Check each line of the material. Copy those containing "специализированной".

==== Supplied records

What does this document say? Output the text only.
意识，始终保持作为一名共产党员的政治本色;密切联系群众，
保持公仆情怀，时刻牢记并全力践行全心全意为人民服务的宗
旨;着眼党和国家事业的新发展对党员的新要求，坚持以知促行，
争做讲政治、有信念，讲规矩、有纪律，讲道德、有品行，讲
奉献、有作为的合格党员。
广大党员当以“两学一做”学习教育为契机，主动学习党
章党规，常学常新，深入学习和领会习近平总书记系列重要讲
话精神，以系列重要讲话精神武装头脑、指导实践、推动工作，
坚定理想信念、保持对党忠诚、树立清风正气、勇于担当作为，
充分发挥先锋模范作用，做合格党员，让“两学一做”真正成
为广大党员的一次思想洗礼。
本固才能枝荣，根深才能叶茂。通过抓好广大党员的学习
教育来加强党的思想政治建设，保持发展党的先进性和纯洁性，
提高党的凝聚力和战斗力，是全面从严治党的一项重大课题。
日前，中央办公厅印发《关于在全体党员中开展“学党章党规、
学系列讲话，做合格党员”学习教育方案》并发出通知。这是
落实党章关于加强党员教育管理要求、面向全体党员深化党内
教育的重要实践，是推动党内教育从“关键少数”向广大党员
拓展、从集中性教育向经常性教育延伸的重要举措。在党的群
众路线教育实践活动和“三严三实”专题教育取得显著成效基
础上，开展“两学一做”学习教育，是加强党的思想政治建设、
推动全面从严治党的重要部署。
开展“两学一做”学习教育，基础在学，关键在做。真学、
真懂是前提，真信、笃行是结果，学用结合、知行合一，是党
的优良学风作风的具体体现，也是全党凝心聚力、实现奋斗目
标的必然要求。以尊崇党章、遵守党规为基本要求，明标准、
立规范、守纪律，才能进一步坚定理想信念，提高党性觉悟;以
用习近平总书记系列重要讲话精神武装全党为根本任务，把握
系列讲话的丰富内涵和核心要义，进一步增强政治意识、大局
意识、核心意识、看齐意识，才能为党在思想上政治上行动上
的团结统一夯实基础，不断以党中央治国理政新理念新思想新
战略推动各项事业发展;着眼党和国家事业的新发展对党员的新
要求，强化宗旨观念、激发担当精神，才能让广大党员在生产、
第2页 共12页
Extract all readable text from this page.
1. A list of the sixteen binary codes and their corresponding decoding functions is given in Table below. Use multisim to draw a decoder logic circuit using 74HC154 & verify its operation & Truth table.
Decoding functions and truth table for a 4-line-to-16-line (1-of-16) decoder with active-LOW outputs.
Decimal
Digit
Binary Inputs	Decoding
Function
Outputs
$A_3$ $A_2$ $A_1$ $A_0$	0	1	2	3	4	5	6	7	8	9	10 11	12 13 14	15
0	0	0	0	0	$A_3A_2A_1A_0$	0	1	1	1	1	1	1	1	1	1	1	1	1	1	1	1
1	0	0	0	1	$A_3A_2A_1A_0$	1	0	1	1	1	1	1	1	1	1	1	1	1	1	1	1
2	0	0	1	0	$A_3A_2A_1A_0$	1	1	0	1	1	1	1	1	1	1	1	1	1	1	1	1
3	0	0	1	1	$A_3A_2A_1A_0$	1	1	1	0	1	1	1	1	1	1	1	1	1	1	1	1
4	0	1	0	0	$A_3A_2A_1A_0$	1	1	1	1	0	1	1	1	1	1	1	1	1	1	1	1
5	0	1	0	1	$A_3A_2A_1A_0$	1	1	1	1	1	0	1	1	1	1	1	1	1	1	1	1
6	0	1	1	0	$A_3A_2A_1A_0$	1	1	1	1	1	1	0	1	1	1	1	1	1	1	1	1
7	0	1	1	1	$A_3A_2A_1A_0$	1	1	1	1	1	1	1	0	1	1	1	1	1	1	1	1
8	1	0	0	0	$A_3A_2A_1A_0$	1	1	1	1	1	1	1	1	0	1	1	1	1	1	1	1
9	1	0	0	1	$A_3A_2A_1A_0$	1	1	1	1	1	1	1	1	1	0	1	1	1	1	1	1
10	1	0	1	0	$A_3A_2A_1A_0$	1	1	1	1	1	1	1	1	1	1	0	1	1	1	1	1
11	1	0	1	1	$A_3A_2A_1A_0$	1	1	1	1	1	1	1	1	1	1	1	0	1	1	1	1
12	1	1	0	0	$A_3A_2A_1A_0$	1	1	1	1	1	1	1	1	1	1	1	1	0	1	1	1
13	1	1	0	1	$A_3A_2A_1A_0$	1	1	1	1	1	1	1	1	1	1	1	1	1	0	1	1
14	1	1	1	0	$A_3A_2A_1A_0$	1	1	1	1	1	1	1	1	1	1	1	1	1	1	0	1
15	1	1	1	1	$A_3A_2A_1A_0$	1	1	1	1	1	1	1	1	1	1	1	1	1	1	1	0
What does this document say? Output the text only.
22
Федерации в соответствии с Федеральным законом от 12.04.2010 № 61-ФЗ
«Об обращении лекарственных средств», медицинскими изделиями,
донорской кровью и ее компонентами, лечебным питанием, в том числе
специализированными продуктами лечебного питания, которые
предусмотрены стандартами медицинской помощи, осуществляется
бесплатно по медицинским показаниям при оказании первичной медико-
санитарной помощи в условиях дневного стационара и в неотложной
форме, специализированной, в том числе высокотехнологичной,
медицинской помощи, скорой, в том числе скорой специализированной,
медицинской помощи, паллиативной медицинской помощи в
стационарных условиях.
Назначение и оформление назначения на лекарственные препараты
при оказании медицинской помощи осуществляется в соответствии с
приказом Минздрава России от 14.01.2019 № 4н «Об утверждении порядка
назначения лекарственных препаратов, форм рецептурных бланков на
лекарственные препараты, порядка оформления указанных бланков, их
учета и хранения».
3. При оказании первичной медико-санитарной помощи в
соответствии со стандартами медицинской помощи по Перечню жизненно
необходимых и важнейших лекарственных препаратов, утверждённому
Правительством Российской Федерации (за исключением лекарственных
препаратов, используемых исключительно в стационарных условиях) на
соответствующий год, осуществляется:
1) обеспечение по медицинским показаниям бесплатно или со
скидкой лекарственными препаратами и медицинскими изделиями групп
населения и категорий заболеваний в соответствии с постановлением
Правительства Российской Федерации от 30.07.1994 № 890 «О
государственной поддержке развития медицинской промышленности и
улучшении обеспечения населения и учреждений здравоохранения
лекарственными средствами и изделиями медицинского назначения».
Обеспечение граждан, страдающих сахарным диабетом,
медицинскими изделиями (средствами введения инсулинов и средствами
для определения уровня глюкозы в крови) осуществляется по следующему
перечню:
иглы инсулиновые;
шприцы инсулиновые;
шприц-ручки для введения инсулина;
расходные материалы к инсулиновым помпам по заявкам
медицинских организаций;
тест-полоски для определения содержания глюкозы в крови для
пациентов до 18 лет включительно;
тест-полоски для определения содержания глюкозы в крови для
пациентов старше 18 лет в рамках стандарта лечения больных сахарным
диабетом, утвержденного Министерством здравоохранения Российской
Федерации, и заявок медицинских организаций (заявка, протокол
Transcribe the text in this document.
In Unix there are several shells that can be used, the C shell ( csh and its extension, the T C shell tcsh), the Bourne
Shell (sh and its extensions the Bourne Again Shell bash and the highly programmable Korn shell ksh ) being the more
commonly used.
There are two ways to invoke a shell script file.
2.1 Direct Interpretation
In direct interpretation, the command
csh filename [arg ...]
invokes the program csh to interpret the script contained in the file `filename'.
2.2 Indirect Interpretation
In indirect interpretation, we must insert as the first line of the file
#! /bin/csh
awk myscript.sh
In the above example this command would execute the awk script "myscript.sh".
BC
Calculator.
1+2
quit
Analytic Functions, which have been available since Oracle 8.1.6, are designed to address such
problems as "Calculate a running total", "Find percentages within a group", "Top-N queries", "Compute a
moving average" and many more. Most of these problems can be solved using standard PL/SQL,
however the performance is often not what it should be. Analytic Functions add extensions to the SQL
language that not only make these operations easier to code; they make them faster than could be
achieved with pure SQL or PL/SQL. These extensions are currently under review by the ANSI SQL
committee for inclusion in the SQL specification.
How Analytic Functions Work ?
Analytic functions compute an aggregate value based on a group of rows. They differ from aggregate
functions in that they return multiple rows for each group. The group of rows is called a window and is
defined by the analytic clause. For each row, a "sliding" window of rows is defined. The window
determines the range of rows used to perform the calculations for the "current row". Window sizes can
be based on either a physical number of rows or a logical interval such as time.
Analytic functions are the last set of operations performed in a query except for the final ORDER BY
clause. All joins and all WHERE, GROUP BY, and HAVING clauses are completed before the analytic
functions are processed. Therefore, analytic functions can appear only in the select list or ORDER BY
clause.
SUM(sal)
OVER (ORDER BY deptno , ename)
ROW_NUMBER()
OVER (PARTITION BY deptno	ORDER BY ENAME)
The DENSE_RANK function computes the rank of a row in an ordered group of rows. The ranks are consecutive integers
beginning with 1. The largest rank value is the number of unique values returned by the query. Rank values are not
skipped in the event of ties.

========

» **Expected answer**:
форме, специализированной, в том числе высокотехнологичной,
медицинской помощи, скорой, в том числе скорой специализированной,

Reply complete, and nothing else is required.